To do
Omit the pictures, then write out every entry exactly as it reads.

Figure dataset records:
########################################

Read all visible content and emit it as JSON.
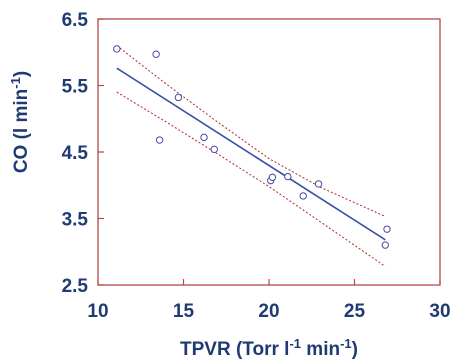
{
  "colors": {
    "axis_text": "#1f3b73",
    "frame": "#b24a4a",
    "points": "#4a4aa8",
    "fit_line": "#3a4fa6",
    "confidence_band": "#b22a2a"
  },
  "chart_data": {
    "type": "scatter",
    "xlabel": {
      "prefix": "TPVR (Torr l",
      "sup1": "-1",
      "middle": " min",
      "sup2": "-1",
      "suffix": ")"
    },
    "ylabel": {
      "prefix": "CO (l min",
      "sup": "-1",
      "suffix": ")"
    },
    "xlim": [
      10,
      30
    ],
    "ylim": [
      2.5,
      6.5
    ],
    "xticks": [
      10,
      15,
      20,
      25,
      30
    ],
    "xtick_labels": [
      "10",
      "15",
      "20",
      "25",
      "30"
    ],
    "yticks": [
      2.5,
      3.5,
      4.5,
      5.5,
      6.5
    ],
    "ytick_labels": [
      "2.5",
      "3.5",
      "4.5",
      "5.5",
      "6.5"
    ],
    "grid": false,
    "points": [
      {
        "x": 11.1,
        "y": 6.05
      },
      {
        "x": 13.4,
        "y": 5.97
      },
      {
        "x": 13.6,
        "y": 4.68
      },
      {
        "x": 14.7,
        "y": 5.32
      },
      {
        "x": 16.2,
        "y": 4.72
      },
      {
        "x": 16.8,
        "y": 4.54
      },
      {
        "x": 20.1,
        "y": 4.07
      },
      {
        "x": 20.2,
        "y": 4.12
      },
      {
        "x": 21.1,
        "y": 4.13
      },
      {
        "x": 22.0,
        "y": 3.84
      },
      {
        "x": 22.9,
        "y": 4.02
      },
      {
        "x": 26.8,
        "y": 3.1
      },
      {
        "x": 26.9,
        "y": 3.34
      }
    ],
    "fit_line": {
      "x": [
        11.1,
        26.8
      ],
      "y": [
        5.76,
        3.18
      ]
    },
    "confidence_upper": {
      "x": [
        11.1,
        14,
        17,
        20,
        23,
        26.8
      ],
      "y": [
        6.1,
        5.52,
        4.95,
        4.4,
        3.97,
        3.53
      ]
    },
    "confidence_lower": {
      "x": [
        11.1,
        14,
        17,
        20,
        23,
        26.8
      ],
      "y": [
        5.4,
        4.95,
        4.47,
        3.98,
        3.45,
        2.78
      ]
    }
  }
}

########################################

Solution to this exercise
Read all visible content and emit it as JSON.
{
  "colors": {
    "axis_text": "#1f3b73",
    "frame": "#b24a4a",
    "points": "#4a4aa8",
    "fit_line": "#3a4fa6",
    "confidence_band": "#b22a2a"
  },
  "chart_data": {
    "type": "scatter",
    "xlabel": {
      "prefix": "TPVR (Torr l",
      "sup1": "-1",
      "middle": " min",
      "sup2": "-1",
      "suffix": ")"
    },
    "ylabel": {
      "prefix": "CO (l min",
      "sup": "-1",
      "suffix": ")"
    },
    "xlim": [
      10,
      30
    ],
    "ylim": [
      2.5,
      6.5
    ],
    "xticks": [
      10,
      15,
      20,
      25,
      30
    ],
    "xtick_labels": [
      "10",
      "15",
      "20",
      "25",
      "30"
    ],
    "yticks": [
      2.5,
      3.5,
      4.5,
      5.5,
      6.5
    ],
    "ytick_labels": [
      "2.5",
      "3.5",
      "4.5",
      "5.5",
      "6.5"
    ],
    "grid": false,
    "points": [
      {
        "x": 11.1,
        "y": 6.05
      },
      {
        "x": 13.4,
        "y": 5.97
      },
      {
        "x": 13.6,
        "y": 4.68
      },
      {
        "x": 14.7,
        "y": 5.32
      },
      {
        "x": 16.2,
        "y": 4.72
      },
      {
        "x": 16.8,
        "y": 4.54
      },
      {
        "x": 20.1,
        "y": 4.07
      },
      {
        "x": 20.2,
        "y": 4.12
      },
      {
        "x": 21.1,
        "y": 4.13
      },
      {
        "x": 22.0,
        "y": 3.84
      },
      {
        "x": 22.9,
        "y": 4.02
      },
      {
        "x": 26.8,
        "y": 3.1
      },
      {
        "x": 26.9,
        "y": 3.34
      }
    ],
    "fit_line": {
      "x": [
        11.1,
        26.8
      ],
      "y": [
        5.76,
        3.18
      ]
    },
    "confidence_upper": {
      "x": [
        11.1,
        14,
        17,
        20,
        23,
        26.8
      ],
      "y": [
        6.1,
        5.52,
        4.95,
        4.4,
        3.97,
        3.53
      ]
    },
    "confidence_lower": {
      "x": [
        11.1,
        14,
        17,
        20,
        23,
        26.8
      ],
      "y": [
        5.4,
        4.95,
        4.47,
        3.98,
        3.45,
        2.78
      ]
    }
  }
}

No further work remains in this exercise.